------ EXTRACTED ENTRIES

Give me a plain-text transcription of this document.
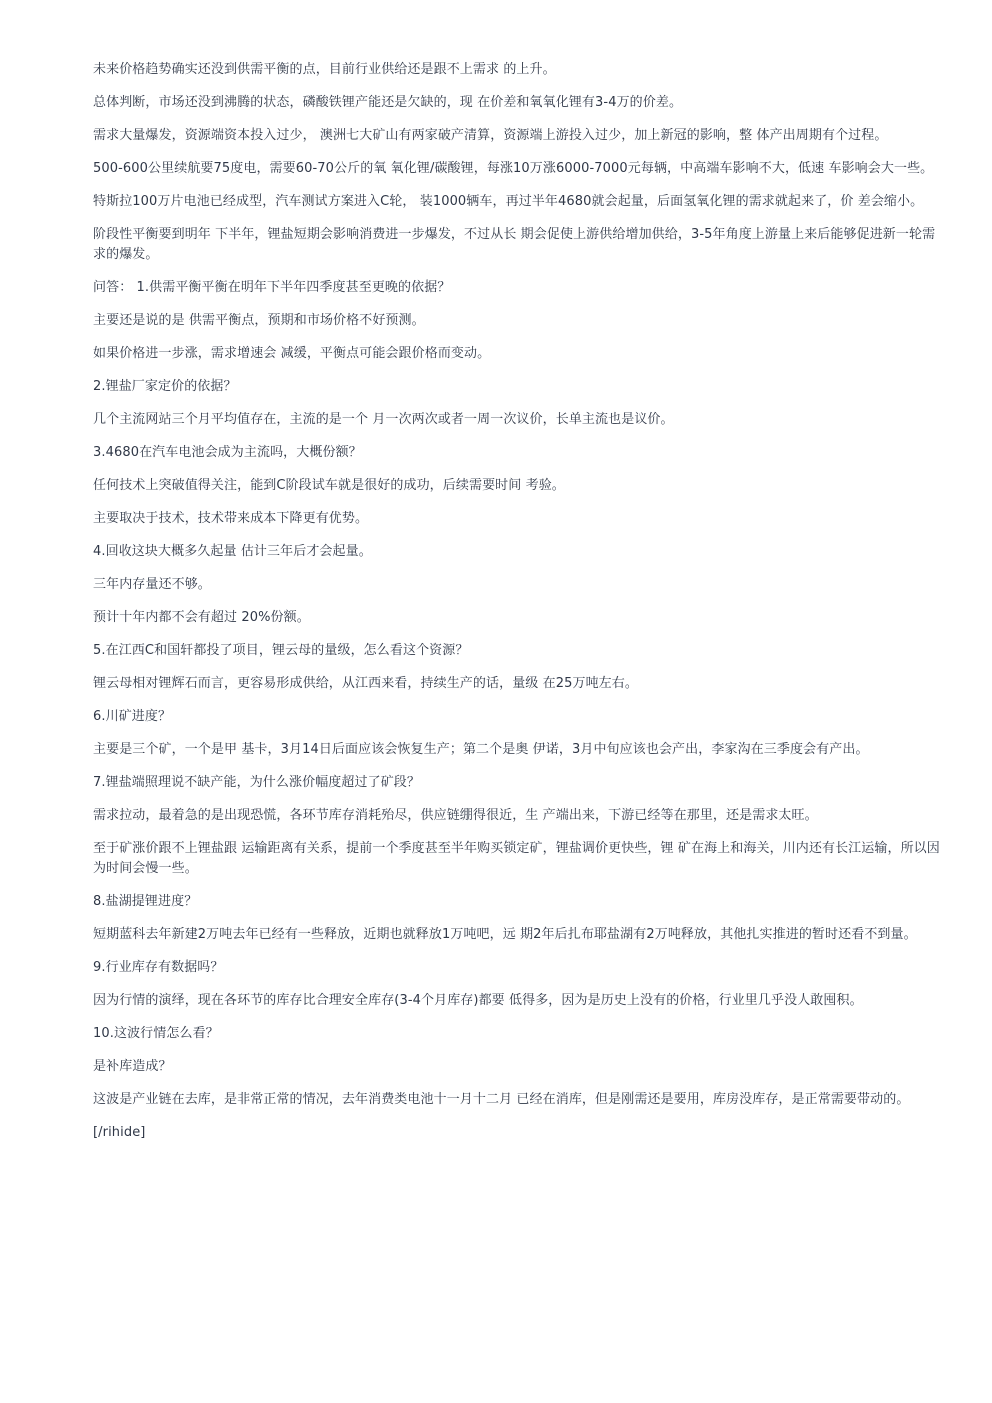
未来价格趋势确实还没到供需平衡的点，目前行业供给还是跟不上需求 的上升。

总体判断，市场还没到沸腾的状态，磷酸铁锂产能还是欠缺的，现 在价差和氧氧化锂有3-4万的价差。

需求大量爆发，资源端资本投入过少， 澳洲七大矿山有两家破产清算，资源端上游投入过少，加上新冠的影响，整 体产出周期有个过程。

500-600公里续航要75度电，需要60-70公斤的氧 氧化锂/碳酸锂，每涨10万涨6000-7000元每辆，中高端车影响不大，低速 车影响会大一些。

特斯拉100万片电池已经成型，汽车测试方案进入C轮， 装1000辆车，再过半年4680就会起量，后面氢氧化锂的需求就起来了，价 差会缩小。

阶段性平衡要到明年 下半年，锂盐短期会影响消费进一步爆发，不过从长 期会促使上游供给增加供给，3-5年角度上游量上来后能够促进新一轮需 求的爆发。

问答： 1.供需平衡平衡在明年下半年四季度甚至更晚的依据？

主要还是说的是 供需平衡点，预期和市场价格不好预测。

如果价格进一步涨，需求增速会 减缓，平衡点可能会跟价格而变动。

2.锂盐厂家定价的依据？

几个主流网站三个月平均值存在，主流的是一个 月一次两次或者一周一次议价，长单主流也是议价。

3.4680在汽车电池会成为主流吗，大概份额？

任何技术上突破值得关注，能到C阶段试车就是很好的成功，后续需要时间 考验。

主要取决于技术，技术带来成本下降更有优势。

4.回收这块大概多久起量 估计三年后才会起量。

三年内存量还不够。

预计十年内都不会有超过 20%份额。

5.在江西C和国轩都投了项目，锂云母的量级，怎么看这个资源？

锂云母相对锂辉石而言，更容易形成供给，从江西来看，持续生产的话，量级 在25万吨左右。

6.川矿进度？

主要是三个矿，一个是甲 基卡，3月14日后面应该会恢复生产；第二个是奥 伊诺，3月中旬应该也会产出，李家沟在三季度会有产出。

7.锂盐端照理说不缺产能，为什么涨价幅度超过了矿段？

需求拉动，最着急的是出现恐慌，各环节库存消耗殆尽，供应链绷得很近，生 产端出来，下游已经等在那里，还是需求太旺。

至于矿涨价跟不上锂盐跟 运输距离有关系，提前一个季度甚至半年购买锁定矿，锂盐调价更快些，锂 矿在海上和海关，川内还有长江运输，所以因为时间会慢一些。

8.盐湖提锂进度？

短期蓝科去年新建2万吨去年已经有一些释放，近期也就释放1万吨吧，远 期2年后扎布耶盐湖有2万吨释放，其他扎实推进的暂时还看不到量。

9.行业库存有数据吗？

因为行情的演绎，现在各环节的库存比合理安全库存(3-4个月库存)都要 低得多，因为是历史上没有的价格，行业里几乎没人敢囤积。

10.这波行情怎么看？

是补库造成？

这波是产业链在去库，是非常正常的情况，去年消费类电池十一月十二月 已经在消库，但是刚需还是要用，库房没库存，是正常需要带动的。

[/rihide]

------------

## DIRECTION
Working from the lines above, reproduce the material exactly and exclude its pictures.

## FINAL RESULT
Give me a plain-text transcription of this document.
未来价格趋势确实还没到供需平衡的点，目前行业供给还是跟不上需求 的上升。

总体判断，市场还没到沸腾的状态，磷酸铁锂产能还是欠缺的，现 在价差和氧氧化锂有3-4万的价差。

需求大量爆发，资源端资本投入过少， 澳洲七大矿山有两家破产清算，资源端上游投入过少，加上新冠的影响，整 体产出周期有个过程。

500-600公里续航要75度电，需要60-70公斤的氧 氧化锂/碳酸锂，每涨10万涨6000-7000元每辆，中高端车影响不大，低速 车影响会大一些。

特斯拉100万片电池已经成型，汽车测试方案进入C轮， 装1000辆车，再过半年4680就会起量，后面氢氧化锂的需求就起来了，价 差会缩小。

阶段性平衡要到明年 下半年，锂盐短期会影响消费进一步爆发，不过从长 期会促使上游供给增加供给，3-5年角度上游量上来后能够促进新一轮需 求的爆发。

问答： 1.供需平衡平衡在明年下半年四季度甚至更晚的依据？

主要还是说的是 供需平衡点，预期和市场价格不好预测。

如果价格进一步涨，需求增速会 减缓，平衡点可能会跟价格而变动。

2.锂盐厂家定价的依据？

几个主流网站三个月平均值存在，主流的是一个 月一次两次或者一周一次议价，长单主流也是议价。

3.4680在汽车电池会成为主流吗，大概份额？

任何技术上突破值得关注，能到C阶段试车就是很好的成功，后续需要时间 考验。

主要取决于技术，技术带来成本下降更有优势。

4.回收这块大概多久起量 估计三年后才会起量。

三年内存量还不够。

预计十年内都不会有超过 20%份额。

5.在江西C和国轩都投了项目，锂云母的量级，怎么看这个资源？

锂云母相对锂辉石而言，更容易形成供给，从江西来看，持续生产的话，量级 在25万吨左右。

6.川矿进度？

主要是三个矿，一个是甲 基卡，3月14日后面应该会恢复生产；第二个是奥 伊诺，3月中旬应该也会产出，李家沟在三季度会有产出。

7.锂盐端照理说不缺产能，为什么涨价幅度超过了矿段？

需求拉动，最着急的是出现恐慌，各环节库存消耗殆尽，供应链绷得很近，生 产端出来，下游已经等在那里，还是需求太旺。

至于矿涨价跟不上锂盐跟 运输距离有关系，提前一个季度甚至半年购买锁定矿，锂盐调价更快些，锂 矿在海上和海关，川内还有长江运输，所以因为时间会慢一些。

8.盐湖提锂进度？

短期蓝科去年新建2万吨去年已经有一些释放，近期也就释放1万吨吧，远 期2年后扎布耶盐湖有2万吨释放，其他扎实推进的暂时还看不到量。

9.行业库存有数据吗？

因为行情的演绎，现在各环节的库存比合理安全库存(3-4个月库存)都要 低得多，因为是历史上没有的价格，行业里几乎没人敢囤积。

10.这波行情怎么看？

是补库造成？

这波是产业链在去库，是非常正常的情况，去年消费类电池十一月十二月 已经在消库，但是刚需还是要用，库房没库存，是正常需要带动的。

[/rihide]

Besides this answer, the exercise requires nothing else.